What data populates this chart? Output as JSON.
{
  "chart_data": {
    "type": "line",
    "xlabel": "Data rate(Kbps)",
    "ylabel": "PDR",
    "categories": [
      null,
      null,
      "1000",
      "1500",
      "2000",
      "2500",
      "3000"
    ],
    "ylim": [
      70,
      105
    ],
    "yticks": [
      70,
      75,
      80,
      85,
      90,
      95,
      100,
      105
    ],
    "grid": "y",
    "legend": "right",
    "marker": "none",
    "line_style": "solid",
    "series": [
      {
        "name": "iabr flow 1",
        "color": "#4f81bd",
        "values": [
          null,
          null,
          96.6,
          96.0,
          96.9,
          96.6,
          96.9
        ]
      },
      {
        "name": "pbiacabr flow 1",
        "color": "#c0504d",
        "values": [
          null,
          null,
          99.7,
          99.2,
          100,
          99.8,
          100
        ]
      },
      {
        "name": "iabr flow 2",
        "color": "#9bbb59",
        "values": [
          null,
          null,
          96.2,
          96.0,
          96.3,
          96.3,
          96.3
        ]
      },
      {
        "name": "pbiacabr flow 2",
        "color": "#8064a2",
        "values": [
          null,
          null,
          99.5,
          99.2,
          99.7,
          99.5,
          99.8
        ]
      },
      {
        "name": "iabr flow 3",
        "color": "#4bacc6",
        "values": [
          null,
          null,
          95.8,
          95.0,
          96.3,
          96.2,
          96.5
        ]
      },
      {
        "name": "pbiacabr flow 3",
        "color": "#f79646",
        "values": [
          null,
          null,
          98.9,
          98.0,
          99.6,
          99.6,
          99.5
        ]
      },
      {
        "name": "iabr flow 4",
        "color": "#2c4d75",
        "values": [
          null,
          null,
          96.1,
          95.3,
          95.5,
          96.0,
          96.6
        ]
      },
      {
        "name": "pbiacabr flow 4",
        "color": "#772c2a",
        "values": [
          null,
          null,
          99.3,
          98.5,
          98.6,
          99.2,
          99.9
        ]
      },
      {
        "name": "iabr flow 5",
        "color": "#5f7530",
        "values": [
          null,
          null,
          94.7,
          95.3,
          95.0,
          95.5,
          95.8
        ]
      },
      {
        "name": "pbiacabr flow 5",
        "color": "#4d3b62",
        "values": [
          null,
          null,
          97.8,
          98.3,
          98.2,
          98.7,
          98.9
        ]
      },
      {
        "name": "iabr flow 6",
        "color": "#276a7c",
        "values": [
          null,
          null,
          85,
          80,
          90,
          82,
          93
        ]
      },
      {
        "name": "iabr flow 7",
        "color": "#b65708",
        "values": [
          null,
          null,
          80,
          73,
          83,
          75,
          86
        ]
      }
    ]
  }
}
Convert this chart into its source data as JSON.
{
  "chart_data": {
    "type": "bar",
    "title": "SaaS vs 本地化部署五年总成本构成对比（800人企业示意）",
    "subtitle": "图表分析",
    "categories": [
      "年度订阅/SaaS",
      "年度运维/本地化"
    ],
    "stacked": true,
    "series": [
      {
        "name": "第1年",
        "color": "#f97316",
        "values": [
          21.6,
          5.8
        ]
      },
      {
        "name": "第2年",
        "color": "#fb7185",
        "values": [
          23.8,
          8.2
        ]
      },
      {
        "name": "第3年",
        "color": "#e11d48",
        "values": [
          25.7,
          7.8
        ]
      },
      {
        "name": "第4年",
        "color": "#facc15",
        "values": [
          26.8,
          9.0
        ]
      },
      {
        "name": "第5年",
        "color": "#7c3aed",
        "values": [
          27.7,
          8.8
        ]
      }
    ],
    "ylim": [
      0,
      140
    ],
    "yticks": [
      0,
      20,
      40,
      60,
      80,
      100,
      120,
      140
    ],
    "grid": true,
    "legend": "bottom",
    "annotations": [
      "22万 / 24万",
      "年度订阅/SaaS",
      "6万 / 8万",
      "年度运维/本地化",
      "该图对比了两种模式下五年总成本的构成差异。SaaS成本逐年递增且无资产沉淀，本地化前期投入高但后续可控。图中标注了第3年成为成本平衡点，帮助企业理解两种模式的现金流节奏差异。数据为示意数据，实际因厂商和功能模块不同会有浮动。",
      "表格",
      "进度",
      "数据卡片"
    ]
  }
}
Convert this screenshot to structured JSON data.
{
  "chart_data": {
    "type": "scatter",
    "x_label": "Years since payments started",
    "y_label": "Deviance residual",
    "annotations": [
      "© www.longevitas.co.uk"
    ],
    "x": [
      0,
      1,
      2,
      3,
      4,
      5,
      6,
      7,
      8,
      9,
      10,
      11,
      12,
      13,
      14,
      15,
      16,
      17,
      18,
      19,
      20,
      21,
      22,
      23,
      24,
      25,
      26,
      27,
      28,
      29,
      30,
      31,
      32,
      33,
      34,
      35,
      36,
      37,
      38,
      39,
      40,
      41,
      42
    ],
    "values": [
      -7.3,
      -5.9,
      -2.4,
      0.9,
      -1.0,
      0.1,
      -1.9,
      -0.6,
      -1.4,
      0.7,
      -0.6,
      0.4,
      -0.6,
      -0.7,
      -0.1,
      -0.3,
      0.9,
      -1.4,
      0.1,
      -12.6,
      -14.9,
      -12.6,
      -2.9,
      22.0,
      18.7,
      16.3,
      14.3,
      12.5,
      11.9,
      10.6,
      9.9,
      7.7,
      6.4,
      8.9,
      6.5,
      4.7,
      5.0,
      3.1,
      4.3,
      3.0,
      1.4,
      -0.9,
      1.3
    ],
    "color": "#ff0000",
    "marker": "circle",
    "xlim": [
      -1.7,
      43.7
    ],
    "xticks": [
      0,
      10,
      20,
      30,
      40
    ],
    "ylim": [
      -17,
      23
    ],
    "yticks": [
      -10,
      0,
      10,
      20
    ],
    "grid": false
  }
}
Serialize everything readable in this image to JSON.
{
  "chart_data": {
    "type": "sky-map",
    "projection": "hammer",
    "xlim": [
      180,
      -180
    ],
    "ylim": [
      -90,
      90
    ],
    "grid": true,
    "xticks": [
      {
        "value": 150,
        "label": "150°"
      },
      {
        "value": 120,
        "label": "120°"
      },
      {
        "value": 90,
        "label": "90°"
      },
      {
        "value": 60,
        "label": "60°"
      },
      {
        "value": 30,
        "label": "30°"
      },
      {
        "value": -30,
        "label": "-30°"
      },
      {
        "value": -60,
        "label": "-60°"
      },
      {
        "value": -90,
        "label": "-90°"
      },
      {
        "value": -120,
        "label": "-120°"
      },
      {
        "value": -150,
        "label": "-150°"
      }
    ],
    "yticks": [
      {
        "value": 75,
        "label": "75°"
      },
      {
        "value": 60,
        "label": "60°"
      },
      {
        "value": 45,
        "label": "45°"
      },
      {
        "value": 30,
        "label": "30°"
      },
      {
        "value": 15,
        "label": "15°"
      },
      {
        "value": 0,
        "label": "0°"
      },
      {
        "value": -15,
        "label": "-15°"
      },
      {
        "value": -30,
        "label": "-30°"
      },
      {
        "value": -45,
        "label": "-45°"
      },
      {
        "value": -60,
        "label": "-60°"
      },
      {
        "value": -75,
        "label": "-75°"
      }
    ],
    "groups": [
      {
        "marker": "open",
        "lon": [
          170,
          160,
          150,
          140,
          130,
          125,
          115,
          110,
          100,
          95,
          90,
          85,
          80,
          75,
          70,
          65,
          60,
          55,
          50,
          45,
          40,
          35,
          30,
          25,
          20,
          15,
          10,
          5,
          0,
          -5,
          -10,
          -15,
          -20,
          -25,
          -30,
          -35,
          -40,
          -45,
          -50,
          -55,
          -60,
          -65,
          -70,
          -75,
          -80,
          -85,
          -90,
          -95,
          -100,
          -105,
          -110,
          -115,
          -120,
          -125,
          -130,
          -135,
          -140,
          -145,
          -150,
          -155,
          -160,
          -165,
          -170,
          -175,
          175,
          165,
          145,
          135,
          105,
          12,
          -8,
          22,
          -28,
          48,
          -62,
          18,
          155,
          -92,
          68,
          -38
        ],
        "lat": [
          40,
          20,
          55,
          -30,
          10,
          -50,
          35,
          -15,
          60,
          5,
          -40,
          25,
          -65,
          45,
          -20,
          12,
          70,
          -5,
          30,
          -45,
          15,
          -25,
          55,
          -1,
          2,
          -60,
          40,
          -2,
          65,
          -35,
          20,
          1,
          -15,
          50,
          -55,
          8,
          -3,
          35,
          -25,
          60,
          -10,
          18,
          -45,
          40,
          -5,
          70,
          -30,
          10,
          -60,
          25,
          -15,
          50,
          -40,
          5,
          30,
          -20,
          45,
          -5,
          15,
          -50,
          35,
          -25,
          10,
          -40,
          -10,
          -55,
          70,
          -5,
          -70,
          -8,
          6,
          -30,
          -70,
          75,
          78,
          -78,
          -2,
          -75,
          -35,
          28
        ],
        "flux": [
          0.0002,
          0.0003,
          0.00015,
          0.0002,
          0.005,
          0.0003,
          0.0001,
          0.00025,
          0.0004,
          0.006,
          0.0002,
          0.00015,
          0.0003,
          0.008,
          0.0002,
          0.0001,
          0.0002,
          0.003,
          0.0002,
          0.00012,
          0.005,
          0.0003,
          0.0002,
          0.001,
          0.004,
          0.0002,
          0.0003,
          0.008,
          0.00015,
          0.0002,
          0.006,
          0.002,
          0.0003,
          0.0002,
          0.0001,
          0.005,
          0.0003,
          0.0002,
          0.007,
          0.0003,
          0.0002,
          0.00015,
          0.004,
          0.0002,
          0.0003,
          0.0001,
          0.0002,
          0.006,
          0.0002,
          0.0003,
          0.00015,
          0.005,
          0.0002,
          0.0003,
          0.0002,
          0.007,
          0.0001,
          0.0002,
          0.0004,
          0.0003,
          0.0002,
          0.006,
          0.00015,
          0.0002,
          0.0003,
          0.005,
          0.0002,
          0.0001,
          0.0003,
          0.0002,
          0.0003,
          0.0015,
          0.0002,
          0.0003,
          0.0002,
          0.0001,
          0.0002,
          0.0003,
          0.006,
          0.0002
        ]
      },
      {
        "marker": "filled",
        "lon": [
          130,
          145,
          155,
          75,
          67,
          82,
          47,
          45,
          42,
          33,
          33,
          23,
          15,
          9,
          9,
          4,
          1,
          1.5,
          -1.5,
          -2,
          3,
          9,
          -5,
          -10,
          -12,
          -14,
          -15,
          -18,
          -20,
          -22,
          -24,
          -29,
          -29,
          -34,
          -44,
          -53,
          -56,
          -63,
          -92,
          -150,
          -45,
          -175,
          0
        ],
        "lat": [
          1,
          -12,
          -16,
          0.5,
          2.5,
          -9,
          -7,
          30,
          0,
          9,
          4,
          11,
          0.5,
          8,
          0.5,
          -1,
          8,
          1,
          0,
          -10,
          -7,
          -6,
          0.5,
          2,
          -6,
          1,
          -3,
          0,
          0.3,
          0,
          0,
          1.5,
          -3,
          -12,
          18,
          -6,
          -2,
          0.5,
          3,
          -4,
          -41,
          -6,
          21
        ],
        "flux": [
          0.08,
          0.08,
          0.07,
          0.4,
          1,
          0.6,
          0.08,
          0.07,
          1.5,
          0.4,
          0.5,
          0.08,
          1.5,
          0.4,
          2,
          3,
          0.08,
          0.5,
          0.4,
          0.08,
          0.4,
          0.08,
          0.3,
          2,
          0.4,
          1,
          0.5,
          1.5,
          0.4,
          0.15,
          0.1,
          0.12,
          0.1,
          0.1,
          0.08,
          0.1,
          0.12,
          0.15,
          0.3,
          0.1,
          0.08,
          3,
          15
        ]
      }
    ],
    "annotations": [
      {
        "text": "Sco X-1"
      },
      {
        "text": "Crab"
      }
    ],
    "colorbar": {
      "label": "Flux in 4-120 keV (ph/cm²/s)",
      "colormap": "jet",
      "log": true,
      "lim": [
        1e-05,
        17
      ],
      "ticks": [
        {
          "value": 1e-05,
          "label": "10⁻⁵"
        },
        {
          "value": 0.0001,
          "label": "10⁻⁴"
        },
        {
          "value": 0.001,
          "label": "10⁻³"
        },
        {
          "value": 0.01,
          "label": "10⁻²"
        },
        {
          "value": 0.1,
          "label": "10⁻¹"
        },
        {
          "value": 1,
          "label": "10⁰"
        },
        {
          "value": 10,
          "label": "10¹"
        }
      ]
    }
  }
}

• **Task prompt**: Gather all lines from the listing above in which "this" occurs.

• **Problem solution**:
What data populates this chart? Output as JSON.
Convert this chart into its source data as JSON.
Convert this screenshot to structured JSON data.
Serialize everything readable in this image to JSON.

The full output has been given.